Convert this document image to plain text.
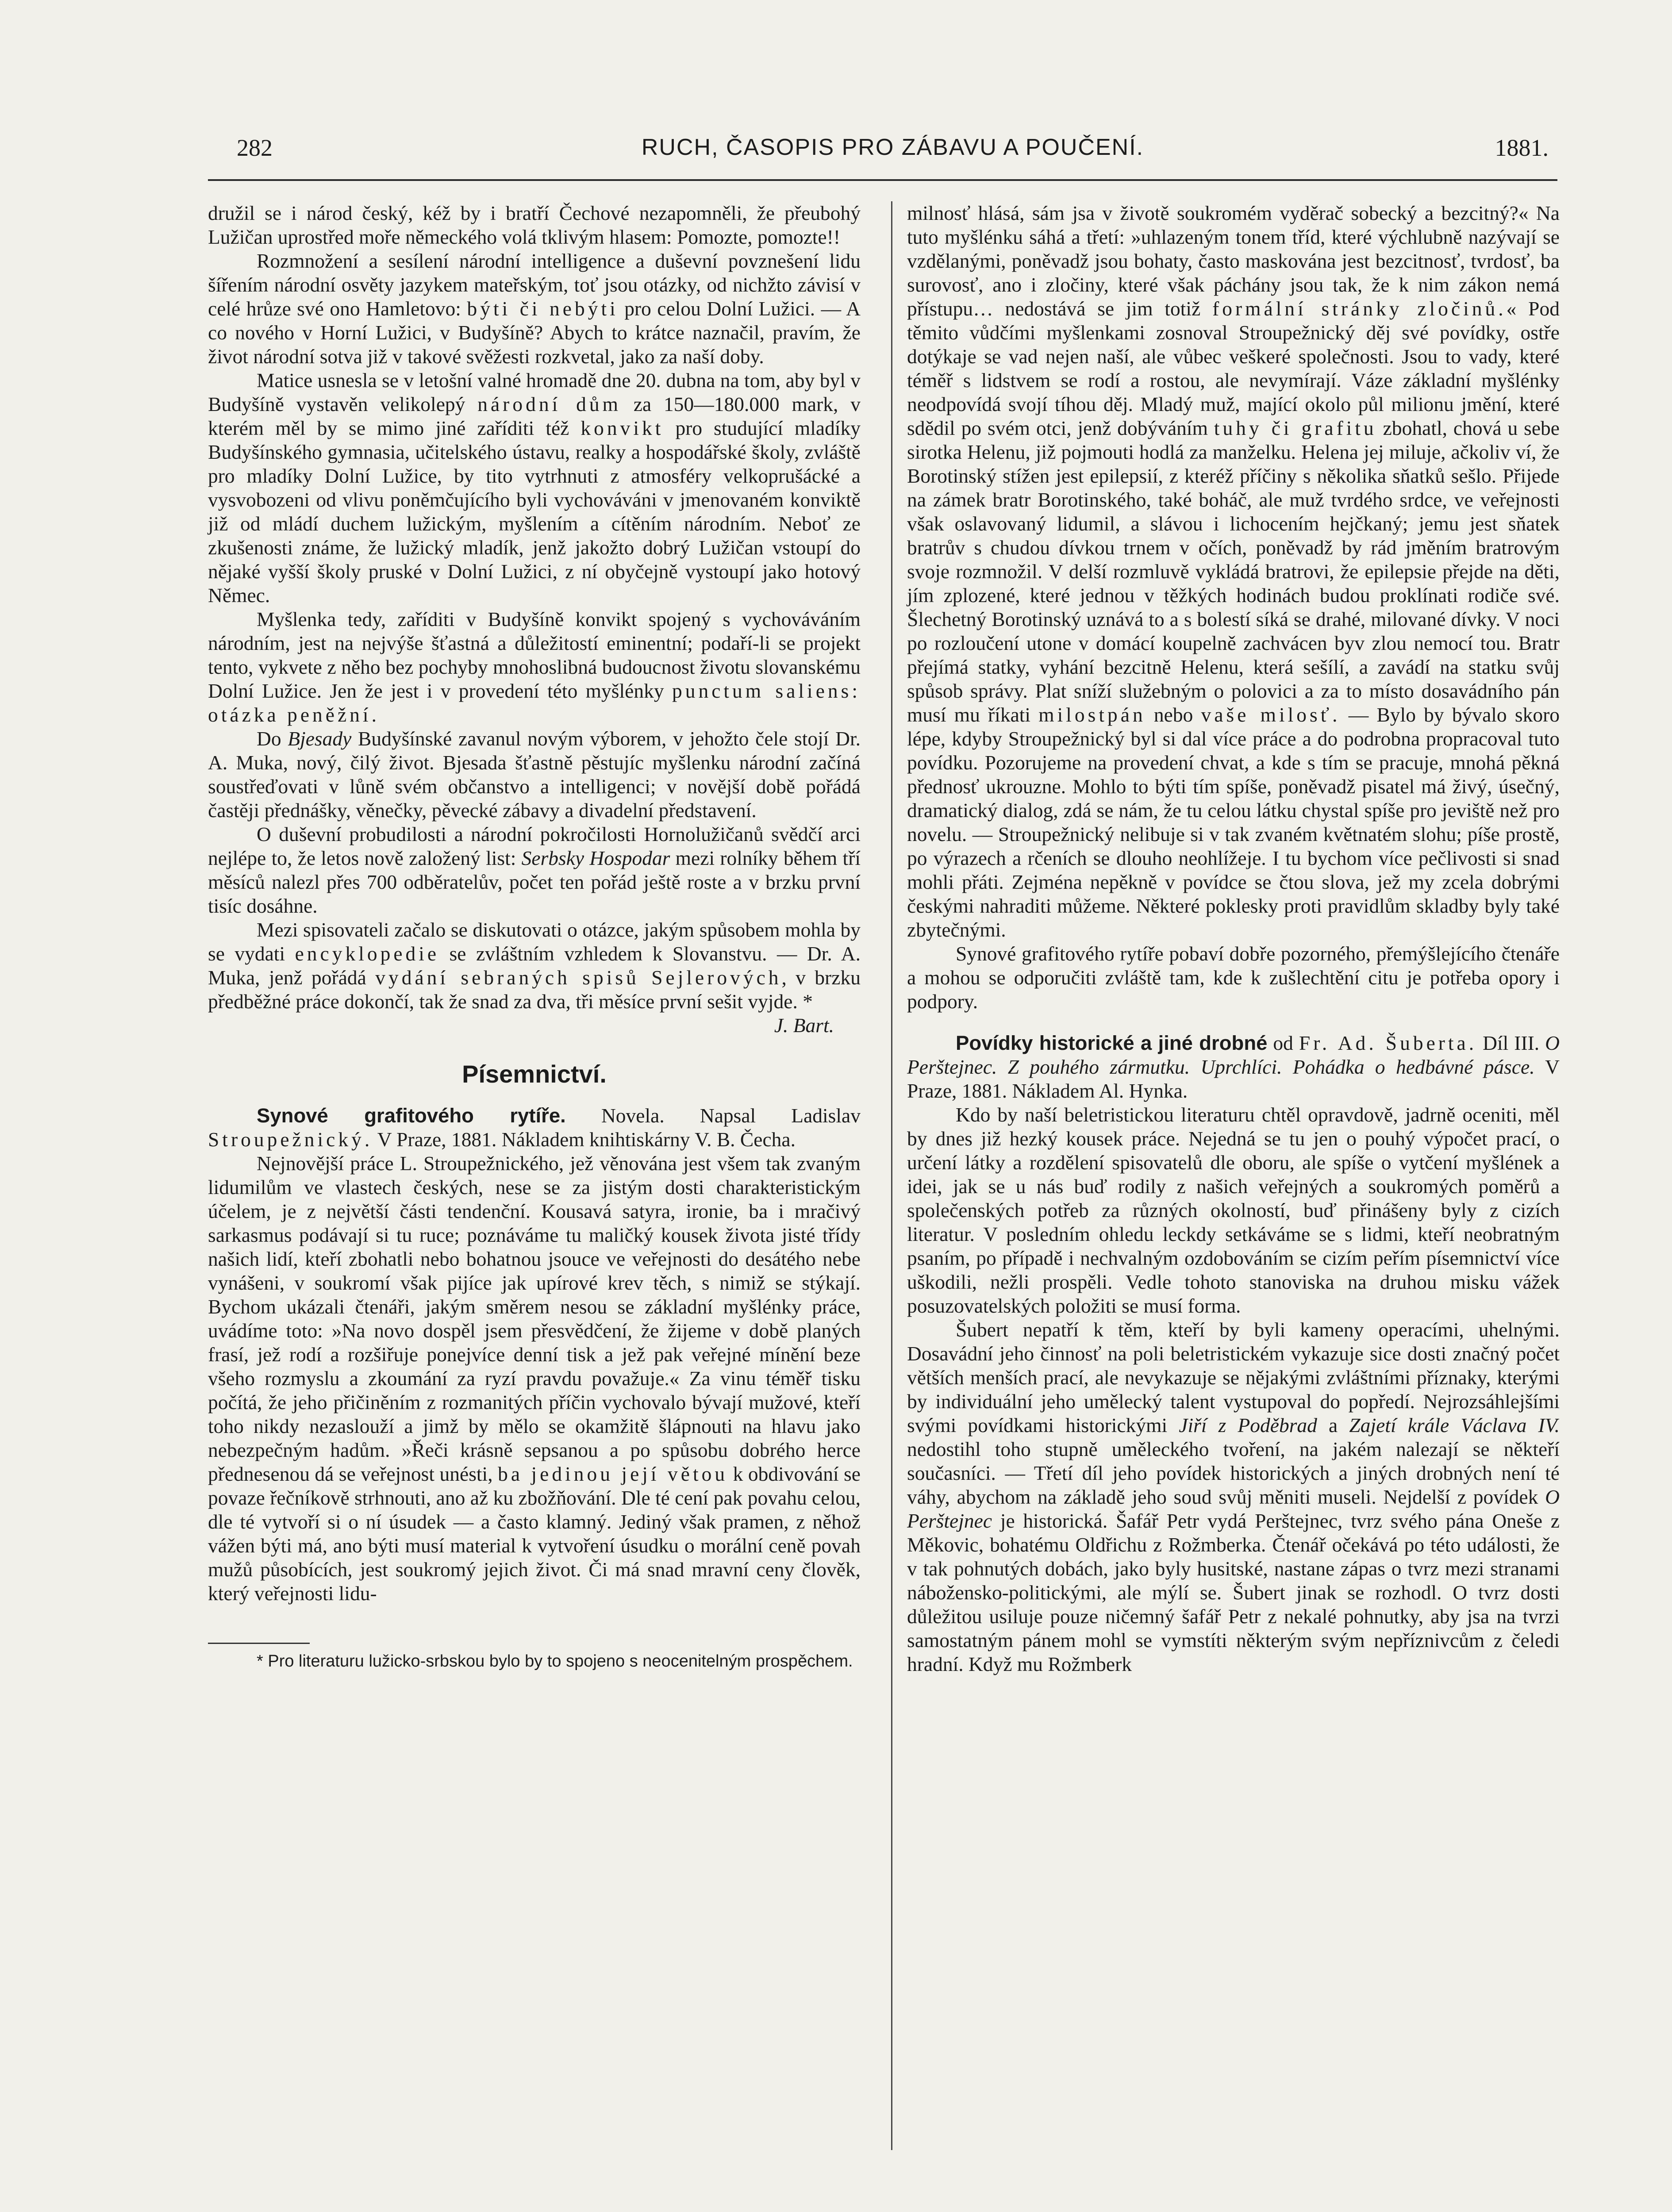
282	RUCH, ČASOPIS PRO ZÁBAVU A POUČENÍ.	1881.

družil se i národ český, kéž by i bratří Čechové nezapomněli, že přeubohý Lužičan uprostřed moře německého volá tklivým hlasem: Pomozte, pomozte!!

Rozmnožení a sesílení národní intelligence a duševní povznešení lidu šířením národní osvěty jazykem mateřským, toť jsou otázky, od nichžto závisí v celé hrůze své ono Hamletovo: býti či nebýti pro celou Dolní Lužici. — A co nového v Horní Lužici, v Budyšíně? Abych to krátce naznačil, pravím, že život národní sotva již v takové svěžesti rozkvetal, jako za naší doby.

Matice usnesla se v letošní valné hromadě dne 20. dubna na tom, aby byl v Budyšíně vystavěn velikolepý národní dům za 150—180.000 mark, v kterém měl by se mimo jiné zaříditi též konvikt pro studující mladíky Budyšínského gymnasia, učitelského ústavu, realky a hospodářské školy, zvláště pro mladíky Dolní Lužice, by tito vytrhnuti z atmosféry velkoprušácké a vysvobozeni od vlivu poněmčujícího byli vychováváni v jmenovaném konviktě již od mládí duchem lužickým, myšlením a cítěním národním. Neboť ze zkušenosti známe, že lužický mladík, jenž jakožto dobrý Lužičan vstoupí do nějaké vyšší školy pruské v Dolní Lužici, z ní obyčejně vystoupí jako hotový Němec.

Myšlenka tedy, zaříditi v Budyšíně konvikt spojený s vychováváním národním, jest na nejvýše šťastná a důležitostí eminentní; podaří-li se projekt tento, vykvete z něho bez pochyby mnohoslibná budoucnost životu slovanskému Dolní Lužice. Jen že jest i v provedení této myšlénky punctum saliens: otázka peněžní.

Do Bjesady Budyšínské zavanul novým výborem, v jehožto čele stojí Dr. A. Muka, nový, čilý život. Bjesada šťastně pěstujíc myšlenku národní začíná soustřeďovati v lůně svém občanstvo a intelligenci; v novější době pořádá častěji přednášky, věnečky, pěvecké zábavy a divadelní představení.

O duševní probudilosti a národní pokročilosti Hornolužičanů svědčí arci nejlépe to, že letos nově založený list: Serbsky Hospodar mezi rolníky během tří měsíců nalezl přes 700 odběratelův, počet ten pořád ještě roste a v brzku první tisíc dosáhne.

Mezi spisovateli začalo se diskutovati o otázce, jakým spůsobem mohla by se vydati encyklopedie se zvláštním vzhledem k Slovanstvu. — Dr. A. Muka, jenž pořádá vydání sebraných spisů Sejlerových, v brzku předběžné práce dokončí, tak že snad za dva, tři měsíce první sešit vyjde. *

J. Bart.

Písemnictví.

Synové grafitového rytíře. Novela. Napsal Ladislav Stroupežnický. V Praze, 1881. Nákladem knihtiskárny V. B. Čecha.

Nejnovější práce L. Stroupežnického, jež věnována jest všem tak zvaným lidumilům ve vlastech českých, nese se za jistým dosti charakteristickým účelem, je z největší části tendenční. Kousavá satyra, ironie, ba i mračivý sarkasmus podávají si tu ruce; poznáváme tu maličký kousek života jisté třídy našich lidí, kteří zbohatli nebo bohatnou jsouce ve veřejnosti do desátého nebe vynášeni, v soukromí však pijíce jak upírové krev těch, s nimiž se stýkají. Bychom ukázali čtenáři, jakým směrem nesou se základní myšlénky práce, uvádíme toto: »Na novo dospěl jsem přesvědčení, že žijeme v době planých frasí, jež rodí a rozšiřuje ponejvíce denní tisk a jež pak veřejné mínění beze všeho rozmyslu a zkoumání za ryzí pravdu považuje.« Za vinu téměř tisku počítá, že jeho přičiněním z rozmanitých příčin vychovalo bývají mužové, kteří toho nikdy nezaslouží a jimž by mělo se okamžitě šlápnouti na hlavu jako nebezpečným hadům. »Řeči krásně sepsanou a po spůsobu dobrého herce přednesenou dá se veřejnost unésti, ba jedinou její větou k obdivování se povaze řečníkově strhnouti, ano až ku zbožňování. Dle té cení pak povahu celou, dle té vytvoří si o ní úsudek — a často klamný. Jediný však pramen, z něhož vážen býti má, ano býti musí material k vytvoření úsudku o morální ceně povah mužů působících, jest soukromý jejich život. Či má snad mravní ceny člověk, který veřejnosti lidu-

* Pro literaturu lužicko-srbskou bylo by to spojeno s neocenitelným prospěchem.

milnosť hlásá, sám jsa v životě soukromém vyděrač sobecký a bezcitný?« Na tuto myšlénku sáhá a třetí: »uhlazeným tonem tříd, které výchlubně nazývají se vzdělanými, poněvadž jsou bohaty, často maskována jest bezcitnosť, tvrdosť, ba surovosť, ano i zločiny, které však páchány jsou tak, že k nim zákon nemá přístupu… nedostává se jim totiž formální stránky zločinů.« Pod těmito vůdčími myšlenkami zosnoval Stroupežnický děj své povídky, ostře dotýkaje se vad nejen naší, ale vůbec veškeré společnosti. Jsou to vady, které téměř s lidstvem se rodí a rostou, ale nevymírají. Váze základní myšlénky neodpovídá svojí tíhou děj. Mladý muž, mající okolo půl milionu jmění, které sdědil po svém otci, jenž dobýváním tuhy či grafitu zbohatl, chová u sebe sirotka Helenu, již pojmouti hodlá za manželku. Helena jej miluje, ačkoliv ví, že Borotinský stížen jest epilepsií, z kteréž příčiny s několika sňatků sešlo. Přijede na zámek bratr Borotinského, také boháč, ale muž tvrdého srdce, ve veřejnosti však oslavovaný lidumil, a slávou i lichocením hejčkaný; jemu jest sňatek bratrův s chudou dívkou trnem v očích, poněvadž by rád jměním bratrovým svoje rozmnožil. V delší rozmluvě vykládá bratrovi, že epilepsie přejde na děti, jím zplozené, které jednou v těžkých hodinách budou proklínati rodiče své. Šlechetný Borotinský uznává to a s bolestí síká se drahé, milované dívky. V noci po rozloučení utone v domácí koupelně zachvácen byv zlou nemocí tou. Bratr přejímá statky, vyhání bezcitně Helenu, která sešílí, a zavádí na statku svůj spůsob správy. Plat sníží služebným o polovici a za to místo dosavádního pán musí mu říkati milostpán nebo vaše milosť. — Bylo by bývalo skoro lépe, kdyby Stroupežnický byl si dal více práce a do podrobna propracoval tuto povídku. Pozorujeme na provedení chvat, a kde s tím se pracuje, mnohá pěkná přednosť ukrouzne. Mohlo to býti tím spíše, poněvadž pisatel má živý, úsečný, dramatický dialog, zdá se nám, že tu celou látku chystal spíše pro jeviště než pro novelu. — Stroupežnický nelibuje si v tak zvaném květnatém slohu; píše prostě, po výrazech a rčeních se dlouho neohlížeje. I tu bychom více pečlivosti si snad mohli přáti. Zejména nepěkně v povídce se čtou slova, jež my zcela dobrými českými nahraditi můžeme. Některé poklesky proti pravidlům skladby byly také zbytečnými.

Synové grafitového rytíře pobaví dobře pozorného, přemýšlejícího čtenáře a mohou se odporučiti zvláště tam, kde k zušlechtění citu je potřeba opory i podpory.

Povídky historické a jiné drobné od Fr. Ad. Šuberta. Díl III. O Perštejnec. Z pouhého zármutku. Uprchlíci. Pohádka o hedbávné pásce. V Praze, 1881. Nákladem Al. Hynka.

Kdo by naší beletristickou literaturu chtěl opravdově, jadrně oceniti, měl by dnes již hezký kousek práce. Nejedná se tu jen o pouhý výpočet prací, o určení látky a rozdělení spisovatelů dle oboru, ale spíše o vytčení myšlének a idei, jak se u nás buď rodily z našich veřejných a soukromých poměrů a společenských potřeb za různých okolností, buď přinášeny byly z cizích literatur. V posledním ohledu leckdy setkáváme se s lidmi, kteří neobratným psaním, po případě i nechvalným ozdobováním se cizím peřím písemnictví více uškodili, nežli prospěli. Vedle tohoto stanoviska na druhou misku vážek posuzovatelských položiti se musí forma.

Šubert nepatří k těm, kteří by byli kameny operacími, uhelnými. Dosavádní jeho činnosť na poli beletristickém vykazuje sice dosti značný počet větších menších prací, ale nevykazuje se nějakými zvláštními příznaky, kterými by individuální jeho umělecký talent vystupoval do popředí. Nejrozsáhlejšími svými povídkami historickými Jiří z Poděbrad a Zajetí krále Václava IV. nedostihl toho stupně uměleckého tvoření, na jakém nalezají se někteří současníci. — Třetí díl jeho povídek historických a jiných drobných není té váhy, abychom na základě jeho soud svůj měniti museli. Nejdelší z povídek O Perštejnec je historická. Šafář Petr vydá Perštejnec, tvrz svého pána Oneše z Měkovic, bohatému Oldřichu z Rožmberka. Čtenář očekává po této události, že v tak pohnutých dobách, jako byly husitské, nastane zápas o tvrz mezi stranami náboženskо-politickými, ale mýlí se. Šubert jinak se rozhodl. O tvrz dosti důležitou usiluje pouze ničemný šafář Petr z nekalé pohnutky, aby jsa na tvrzi samostatným pánem mohl se vymstíti některým svým nepříznivcům z čeledi hradní. Když mu Rožmberk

§ DIRECTIONS FOR THIS TASK
How many of the lines above contain the string "Nákladem"? Give the number only.

§ ANSWER FOR THIS EXERCISE
2